▶ **PROBLEM DETAILS**:
Spot every line with the word "placement" and return it.
# # # # #
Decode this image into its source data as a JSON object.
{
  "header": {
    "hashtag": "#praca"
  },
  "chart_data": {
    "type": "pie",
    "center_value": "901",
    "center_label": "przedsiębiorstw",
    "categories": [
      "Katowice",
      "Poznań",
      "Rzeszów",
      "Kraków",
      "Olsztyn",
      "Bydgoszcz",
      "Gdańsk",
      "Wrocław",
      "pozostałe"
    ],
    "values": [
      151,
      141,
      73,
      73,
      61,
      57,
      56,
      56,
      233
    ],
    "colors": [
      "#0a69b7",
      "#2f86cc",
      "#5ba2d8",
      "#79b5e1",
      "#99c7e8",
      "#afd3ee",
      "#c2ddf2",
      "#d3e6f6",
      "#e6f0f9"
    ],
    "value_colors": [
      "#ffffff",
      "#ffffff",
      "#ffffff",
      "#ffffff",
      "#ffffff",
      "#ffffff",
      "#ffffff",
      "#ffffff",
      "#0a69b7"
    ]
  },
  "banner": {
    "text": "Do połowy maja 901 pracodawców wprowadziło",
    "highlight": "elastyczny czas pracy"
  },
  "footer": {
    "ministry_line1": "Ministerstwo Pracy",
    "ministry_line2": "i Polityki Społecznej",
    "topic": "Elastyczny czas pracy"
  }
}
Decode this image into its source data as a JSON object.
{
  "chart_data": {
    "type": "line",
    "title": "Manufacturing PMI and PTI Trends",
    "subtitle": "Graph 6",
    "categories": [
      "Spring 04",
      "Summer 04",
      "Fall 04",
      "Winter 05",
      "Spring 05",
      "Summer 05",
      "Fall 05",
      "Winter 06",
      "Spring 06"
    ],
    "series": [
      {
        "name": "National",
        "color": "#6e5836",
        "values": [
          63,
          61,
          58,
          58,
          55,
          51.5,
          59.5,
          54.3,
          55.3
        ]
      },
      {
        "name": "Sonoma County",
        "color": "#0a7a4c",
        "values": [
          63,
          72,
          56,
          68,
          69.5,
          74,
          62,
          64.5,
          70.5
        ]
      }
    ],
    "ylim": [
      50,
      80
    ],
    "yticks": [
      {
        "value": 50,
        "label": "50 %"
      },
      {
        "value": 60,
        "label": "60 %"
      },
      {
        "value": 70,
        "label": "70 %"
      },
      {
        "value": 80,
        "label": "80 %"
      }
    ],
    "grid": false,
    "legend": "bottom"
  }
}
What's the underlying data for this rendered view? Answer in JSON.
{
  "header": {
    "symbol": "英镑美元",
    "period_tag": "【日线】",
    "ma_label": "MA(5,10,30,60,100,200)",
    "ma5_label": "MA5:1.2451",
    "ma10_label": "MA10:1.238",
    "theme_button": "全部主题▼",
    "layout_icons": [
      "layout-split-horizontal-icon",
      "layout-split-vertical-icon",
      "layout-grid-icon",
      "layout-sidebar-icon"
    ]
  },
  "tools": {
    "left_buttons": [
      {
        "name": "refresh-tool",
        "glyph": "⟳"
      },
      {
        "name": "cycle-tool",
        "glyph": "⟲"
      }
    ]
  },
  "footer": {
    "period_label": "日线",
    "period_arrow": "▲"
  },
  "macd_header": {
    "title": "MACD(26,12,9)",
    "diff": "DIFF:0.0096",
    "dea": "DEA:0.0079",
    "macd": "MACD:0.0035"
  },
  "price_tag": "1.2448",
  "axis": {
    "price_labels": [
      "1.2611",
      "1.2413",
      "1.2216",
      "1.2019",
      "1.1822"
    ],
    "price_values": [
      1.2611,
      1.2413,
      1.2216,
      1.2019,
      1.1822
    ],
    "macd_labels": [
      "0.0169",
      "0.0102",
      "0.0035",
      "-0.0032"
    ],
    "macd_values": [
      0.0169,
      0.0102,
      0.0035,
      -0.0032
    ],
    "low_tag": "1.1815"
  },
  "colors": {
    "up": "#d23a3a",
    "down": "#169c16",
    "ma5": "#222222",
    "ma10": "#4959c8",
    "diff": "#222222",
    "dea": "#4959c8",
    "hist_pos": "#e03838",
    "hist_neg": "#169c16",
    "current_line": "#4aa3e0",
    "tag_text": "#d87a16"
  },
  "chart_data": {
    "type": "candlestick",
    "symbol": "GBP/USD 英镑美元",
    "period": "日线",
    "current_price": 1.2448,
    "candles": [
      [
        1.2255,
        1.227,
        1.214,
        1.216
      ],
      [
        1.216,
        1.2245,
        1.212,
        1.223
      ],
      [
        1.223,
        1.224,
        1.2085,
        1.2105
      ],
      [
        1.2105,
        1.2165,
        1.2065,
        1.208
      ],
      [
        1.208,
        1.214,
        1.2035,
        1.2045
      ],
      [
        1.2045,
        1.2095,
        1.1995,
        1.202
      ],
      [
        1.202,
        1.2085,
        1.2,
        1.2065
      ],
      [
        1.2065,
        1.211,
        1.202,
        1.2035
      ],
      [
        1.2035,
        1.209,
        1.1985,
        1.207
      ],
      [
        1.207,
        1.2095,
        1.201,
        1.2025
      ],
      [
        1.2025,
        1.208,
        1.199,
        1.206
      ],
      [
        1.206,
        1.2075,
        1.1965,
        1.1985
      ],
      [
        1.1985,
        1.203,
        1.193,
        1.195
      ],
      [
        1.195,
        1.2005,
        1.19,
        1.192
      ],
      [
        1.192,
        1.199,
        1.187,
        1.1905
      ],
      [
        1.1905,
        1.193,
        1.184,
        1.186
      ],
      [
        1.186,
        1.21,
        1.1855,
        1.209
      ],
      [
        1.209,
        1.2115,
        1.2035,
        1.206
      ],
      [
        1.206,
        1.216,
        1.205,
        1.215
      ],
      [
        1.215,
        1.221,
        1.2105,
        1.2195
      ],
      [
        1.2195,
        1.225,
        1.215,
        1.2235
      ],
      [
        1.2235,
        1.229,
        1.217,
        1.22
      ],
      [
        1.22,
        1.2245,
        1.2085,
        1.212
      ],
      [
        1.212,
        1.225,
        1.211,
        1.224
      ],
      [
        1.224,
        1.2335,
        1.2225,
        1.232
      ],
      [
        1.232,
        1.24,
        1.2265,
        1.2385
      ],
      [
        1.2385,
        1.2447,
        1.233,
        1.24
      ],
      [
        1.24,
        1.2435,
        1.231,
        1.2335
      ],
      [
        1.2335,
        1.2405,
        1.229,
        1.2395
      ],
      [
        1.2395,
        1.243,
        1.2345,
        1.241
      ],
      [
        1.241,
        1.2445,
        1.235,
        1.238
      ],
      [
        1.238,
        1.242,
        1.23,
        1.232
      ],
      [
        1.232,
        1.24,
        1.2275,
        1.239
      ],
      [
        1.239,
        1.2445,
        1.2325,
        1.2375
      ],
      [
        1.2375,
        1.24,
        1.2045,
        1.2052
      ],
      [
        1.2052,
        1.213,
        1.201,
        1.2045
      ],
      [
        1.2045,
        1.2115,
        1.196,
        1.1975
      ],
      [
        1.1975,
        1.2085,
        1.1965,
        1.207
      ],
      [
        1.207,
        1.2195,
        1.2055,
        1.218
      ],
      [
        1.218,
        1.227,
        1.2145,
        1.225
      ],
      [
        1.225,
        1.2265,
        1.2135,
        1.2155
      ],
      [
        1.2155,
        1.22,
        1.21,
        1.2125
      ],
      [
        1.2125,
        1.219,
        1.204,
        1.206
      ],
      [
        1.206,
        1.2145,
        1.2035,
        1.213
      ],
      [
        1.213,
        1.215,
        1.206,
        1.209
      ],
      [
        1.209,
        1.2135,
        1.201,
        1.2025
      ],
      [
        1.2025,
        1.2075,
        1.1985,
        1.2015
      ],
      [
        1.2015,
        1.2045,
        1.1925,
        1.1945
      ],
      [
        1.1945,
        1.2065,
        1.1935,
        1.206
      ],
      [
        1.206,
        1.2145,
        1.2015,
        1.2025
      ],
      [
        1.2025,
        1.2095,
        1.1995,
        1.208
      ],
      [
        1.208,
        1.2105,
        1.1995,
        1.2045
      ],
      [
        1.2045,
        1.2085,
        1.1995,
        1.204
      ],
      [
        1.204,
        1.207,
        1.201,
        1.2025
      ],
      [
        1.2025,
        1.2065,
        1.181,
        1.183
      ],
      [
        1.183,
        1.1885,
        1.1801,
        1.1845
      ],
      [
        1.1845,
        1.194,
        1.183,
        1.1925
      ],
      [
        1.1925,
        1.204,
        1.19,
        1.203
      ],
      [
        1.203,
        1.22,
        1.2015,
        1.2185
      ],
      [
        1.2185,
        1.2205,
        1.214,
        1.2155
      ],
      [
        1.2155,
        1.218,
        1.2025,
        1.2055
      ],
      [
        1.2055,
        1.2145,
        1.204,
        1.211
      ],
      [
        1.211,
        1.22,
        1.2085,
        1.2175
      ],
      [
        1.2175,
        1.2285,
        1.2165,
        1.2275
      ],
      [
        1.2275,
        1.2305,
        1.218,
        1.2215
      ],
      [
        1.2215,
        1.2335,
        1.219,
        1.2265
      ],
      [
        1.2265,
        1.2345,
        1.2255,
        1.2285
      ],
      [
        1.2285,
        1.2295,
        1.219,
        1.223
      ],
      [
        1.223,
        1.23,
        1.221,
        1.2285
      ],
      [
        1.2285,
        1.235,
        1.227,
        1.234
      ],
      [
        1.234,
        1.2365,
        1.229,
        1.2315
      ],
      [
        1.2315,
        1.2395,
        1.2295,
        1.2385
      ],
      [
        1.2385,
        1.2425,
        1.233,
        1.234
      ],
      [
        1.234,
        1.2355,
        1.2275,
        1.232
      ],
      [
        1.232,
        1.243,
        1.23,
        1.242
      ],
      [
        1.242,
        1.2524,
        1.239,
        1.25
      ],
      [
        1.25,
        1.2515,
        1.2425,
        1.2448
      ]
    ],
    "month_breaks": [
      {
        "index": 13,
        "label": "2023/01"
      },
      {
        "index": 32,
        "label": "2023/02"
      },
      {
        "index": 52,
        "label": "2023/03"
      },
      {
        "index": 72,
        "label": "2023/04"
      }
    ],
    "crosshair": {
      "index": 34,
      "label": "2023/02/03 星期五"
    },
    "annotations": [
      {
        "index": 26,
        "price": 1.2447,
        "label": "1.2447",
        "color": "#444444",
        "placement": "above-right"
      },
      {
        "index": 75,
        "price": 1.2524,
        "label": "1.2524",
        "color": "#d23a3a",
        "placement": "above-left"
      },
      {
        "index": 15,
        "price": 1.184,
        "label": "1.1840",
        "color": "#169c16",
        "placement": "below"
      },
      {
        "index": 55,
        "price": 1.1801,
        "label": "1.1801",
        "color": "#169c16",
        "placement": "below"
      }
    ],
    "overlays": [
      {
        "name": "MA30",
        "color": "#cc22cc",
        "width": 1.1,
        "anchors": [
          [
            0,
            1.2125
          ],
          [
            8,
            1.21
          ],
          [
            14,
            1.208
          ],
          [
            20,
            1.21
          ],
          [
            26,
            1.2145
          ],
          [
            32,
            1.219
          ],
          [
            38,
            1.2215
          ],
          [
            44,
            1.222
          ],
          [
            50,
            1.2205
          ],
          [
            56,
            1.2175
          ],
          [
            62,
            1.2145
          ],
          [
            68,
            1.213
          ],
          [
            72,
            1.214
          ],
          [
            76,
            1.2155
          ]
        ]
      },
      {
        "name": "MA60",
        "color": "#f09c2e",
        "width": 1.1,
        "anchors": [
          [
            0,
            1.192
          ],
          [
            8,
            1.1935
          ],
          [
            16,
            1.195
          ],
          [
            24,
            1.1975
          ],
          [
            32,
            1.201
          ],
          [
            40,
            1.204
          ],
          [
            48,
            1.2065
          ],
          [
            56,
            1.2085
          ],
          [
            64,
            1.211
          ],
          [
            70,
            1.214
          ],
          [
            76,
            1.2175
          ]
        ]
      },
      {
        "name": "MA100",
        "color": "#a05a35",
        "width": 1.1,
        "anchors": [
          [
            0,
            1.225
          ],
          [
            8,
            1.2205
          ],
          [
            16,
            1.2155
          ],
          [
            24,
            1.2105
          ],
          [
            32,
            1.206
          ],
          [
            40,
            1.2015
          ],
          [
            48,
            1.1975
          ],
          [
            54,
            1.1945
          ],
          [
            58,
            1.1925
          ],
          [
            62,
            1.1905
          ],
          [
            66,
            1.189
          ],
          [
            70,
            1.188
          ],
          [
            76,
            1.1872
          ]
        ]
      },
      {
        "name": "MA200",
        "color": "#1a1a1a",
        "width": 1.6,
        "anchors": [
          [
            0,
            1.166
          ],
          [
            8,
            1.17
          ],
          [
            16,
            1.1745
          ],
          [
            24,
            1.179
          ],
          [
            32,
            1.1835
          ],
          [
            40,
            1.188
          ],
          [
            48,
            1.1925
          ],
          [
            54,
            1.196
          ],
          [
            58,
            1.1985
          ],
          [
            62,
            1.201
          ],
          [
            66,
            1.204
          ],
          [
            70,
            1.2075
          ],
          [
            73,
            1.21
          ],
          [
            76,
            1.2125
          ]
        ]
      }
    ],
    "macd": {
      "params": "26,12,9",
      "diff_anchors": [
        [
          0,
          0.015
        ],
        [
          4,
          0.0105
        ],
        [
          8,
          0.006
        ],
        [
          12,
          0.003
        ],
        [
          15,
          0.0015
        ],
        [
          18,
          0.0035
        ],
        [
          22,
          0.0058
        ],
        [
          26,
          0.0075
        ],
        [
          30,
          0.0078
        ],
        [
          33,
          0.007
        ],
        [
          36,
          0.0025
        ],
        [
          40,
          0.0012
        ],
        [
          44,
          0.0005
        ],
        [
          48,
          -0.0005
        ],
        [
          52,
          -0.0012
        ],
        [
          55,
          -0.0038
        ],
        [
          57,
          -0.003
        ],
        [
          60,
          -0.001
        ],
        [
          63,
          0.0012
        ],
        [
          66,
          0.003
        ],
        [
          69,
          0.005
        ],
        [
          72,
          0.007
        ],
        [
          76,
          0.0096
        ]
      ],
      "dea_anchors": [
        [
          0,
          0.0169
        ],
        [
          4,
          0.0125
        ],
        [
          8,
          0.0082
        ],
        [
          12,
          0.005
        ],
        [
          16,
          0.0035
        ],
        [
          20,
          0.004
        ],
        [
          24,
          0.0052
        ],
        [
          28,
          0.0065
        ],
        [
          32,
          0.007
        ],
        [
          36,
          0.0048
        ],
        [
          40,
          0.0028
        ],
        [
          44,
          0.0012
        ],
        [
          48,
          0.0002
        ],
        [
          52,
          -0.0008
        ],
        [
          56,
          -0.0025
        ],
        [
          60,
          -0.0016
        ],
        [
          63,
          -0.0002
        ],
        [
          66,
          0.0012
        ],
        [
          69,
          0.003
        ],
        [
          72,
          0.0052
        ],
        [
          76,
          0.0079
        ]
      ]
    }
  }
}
# # # # #
▶ **ANSWER TO THE PROBLEM**:
        "placement": "above-right"
        "placement": "above-left"
        "placement": "below"
        "placement": "below"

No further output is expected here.